Supplied data
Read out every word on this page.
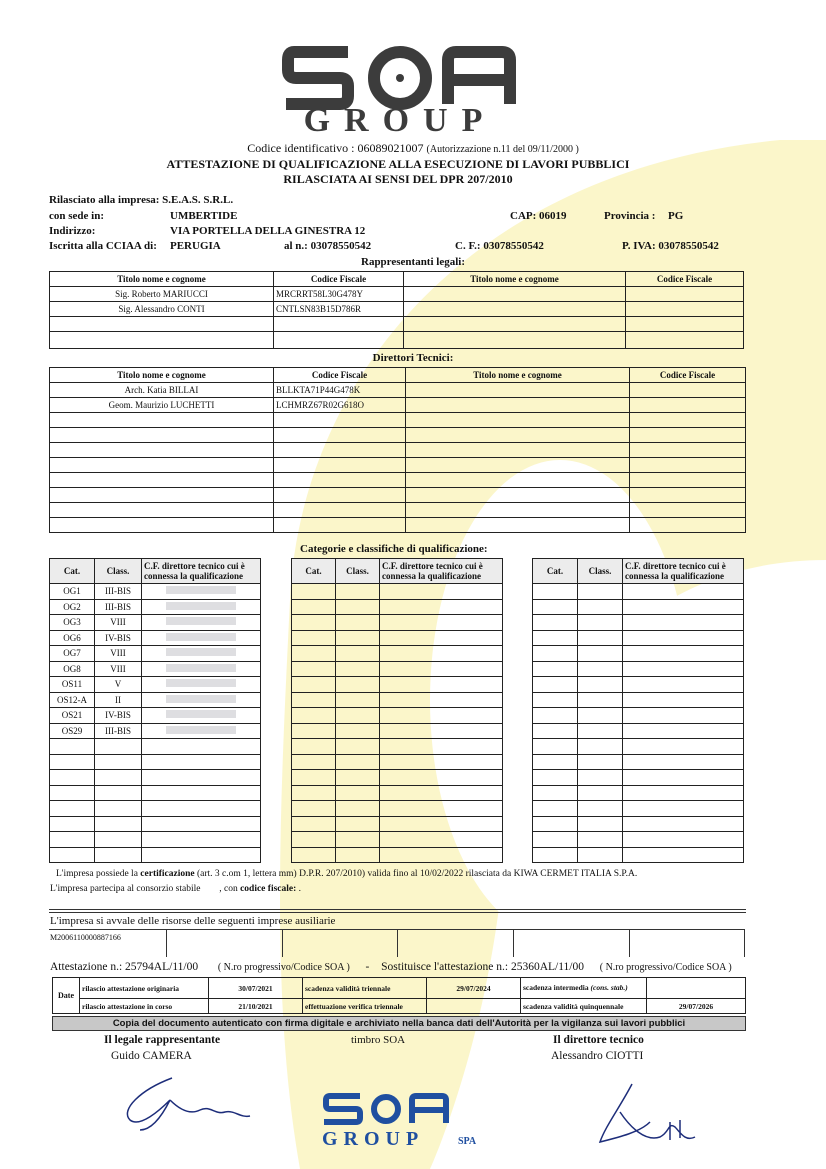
GROUP
Codice identificativo : 06089021007 (Autorizzazione n.11 del 09/11/2000 )
ATTESTAZIONE DI QUALIFICAZIONE ALLA ESECUZIONE DI LAVORI PUBBLICI
RILASCIATA AI SENSI DEL DPR 207/2010
Rilasciato alla impresa: S.E.A.S. S.R.L.
con sede in:	UMBERTIDE	CAP: 06019	Provincia : PG
Indirizzo:	VIA PORTELLA DELLA GINESTRA 12
Iscritta alla CCIAA di: PERUGIA	al n.: 03078550542	C. F.: 03078550542	P. IVA: 03078550542
Rappresentanti legali:
Titolo nome e cognome	Codice Fiscale	Titolo nome e cognome	Codice Fiscale
Sig. Roberto MARIUCCI	MRCRRT58L30G478Y		
Sig. Alessandro CONTI	CNTLSN83B15D786R		

Direttori Tecnici:
Titolo nome e cognome	Codice Fiscale	Titolo nome e cognome	Codice Fiscale
Arch. Katia BILLAI	BLLKTA71P44G478K		
Geom. Maurizio LUCHETTI	LCHMRZ67R02G618O		

Categorie e classifiche di qualificazione:
Cat.	Class.	C.F. direttore tecnico cui è
connessa la qualificazione
OG1	III-BIS	
OG2	III-BIS	
OG3	VIII	
OG6	IV-BIS	
OG7	VIII	
OG8	VIII	
OS11	V	
OS12-A	II	
OS21	IV-BIS	
OS29	III-BIS	

Cat.	Class.	C.F. direttore tecnico cui è
connessa la qualificazione

			Cat.	Class.	C.F. direttore tecnico cui è
connessa la qualificazione

L'impresa possiede la certificazione (art. 3 c.om 1, lettera mm) D.P.R. 207/2010) valida fino al 10/02/2022 rilasciata da KIWA CERMET ITALIA S.P.A.
L'impresa partecipa al consorzio stabile , con codice fiscale: .
L'impresa si avvale delle risorse delle seguenti imprese ausiliarie
M2006110000887166
Attestazione n.: 25794AL/11/00 ( N.ro progressivo/Codice SOA ) - Sostituisce l'attestazione n.: 25360AL/11/00 ( N.ro progressivo/Codice SOA )
Date	rilascio attestazione originaria	30/07/2021	scadenza validità triennale	29/07/2024	scadenza intermedia (cons. stab.)	
	rilascio attestazione in corso	21/10/2021	effettuazione verifica triennale		scadenza validità quinquennale	29/07/2026
Copia del documento autenticato con firma digitale e archiviato nella banca dati dell'Autorità per la vigilanza sui lavori pubblici
Il legale rappresentante
Guido CAMERA
timbro SOA	Il direttore tecnico
Alessandro CIOTTI
GROUP	SPA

Exercise goal
Output every entry verbatim. Pictures do not belong in the copy.

Finished exercise
Read out every word on this page.
GROUP
Codice identificativo : 06089021007 (Autorizzazione n.11 del 09/11/2000 )
ATTESTAZIONE DI QUALIFICAZIONE ALLA ESECUZIONE DI LAVORI PUBBLICI
RILASCIATA AI SENSI DEL DPR 207/2010
Rilasciato alla impresa: S.E.A.S. S.R.L.
con sede in:	UMBERTIDE	CAP: 06019	Provincia : PG
Indirizzo:	VIA PORTELLA DELLA GINESTRA 12
Iscritta alla CCIAA di: PERUGIA	al n.: 03078550542	C. F.: 03078550542	P. IVA: 03078550542
Rappresentanti legali:
Titolo nome e cognome	Codice Fiscale	Titolo nome e cognome	Codice Fiscale
Sig. Roberto MARIUCCI	MRCRRT58L30G478Y		
Sig. Alessandro CONTI	CNTLSN83B15D786R		

Direttori Tecnici:
Titolo nome e cognome	Codice Fiscale	Titolo nome e cognome	Codice Fiscale
Arch. Katia BILLAI	BLLKTA71P44G478K		
Geom. Maurizio LUCHETTI	LCHMRZ67R02G618O		

Categorie e classifiche di qualificazione:
Cat.	Class.	C.F. direttore tecnico cui è
connessa la qualificazione
OG1	III-BIS	
OG2	III-BIS	
OG3	VIII	
OG6	IV-BIS	
OG7	VIII	
OG8	VIII	
OS11	V	
OS12-A	II	
OS21	IV-BIS	
OS29	III-BIS	

Cat.	Class.	C.F. direttore tecnico cui è
connessa la qualificazione

			Cat.	Class.	C.F. direttore tecnico cui è
connessa la qualificazione

L'impresa possiede la certificazione (art. 3 c.om 1, lettera mm) D.P.R. 207/2010) valida fino al 10/02/2022 rilasciata da KIWA CERMET ITALIA S.P.A.
L'impresa partecipa al consorzio stabile , con codice fiscale: .
L'impresa si avvale delle risorse delle seguenti imprese ausiliarie
M2006110000887166
Attestazione n.: 25794AL/11/00 ( N.ro progressivo/Codice SOA ) - Sostituisce l'attestazione n.: 25360AL/11/00 ( N.ro progressivo/Codice SOA )
Date	rilascio attestazione originaria	30/07/2021	scadenza validità triennale	29/07/2024	scadenza intermedia (cons. stab.)	
	rilascio attestazione in corso	21/10/2021	effettuazione verifica triennale		scadenza validità quinquennale	29/07/2026
Copia del documento autenticato con firma digitale e archiviato nella banca dati dell'Autorità per la vigilanza sui lavori pubblici
Il legale rappresentante
Guido CAMERA
timbro SOA	Il direttore tecnico
Alessandro CIOTTI
GROUP	SPA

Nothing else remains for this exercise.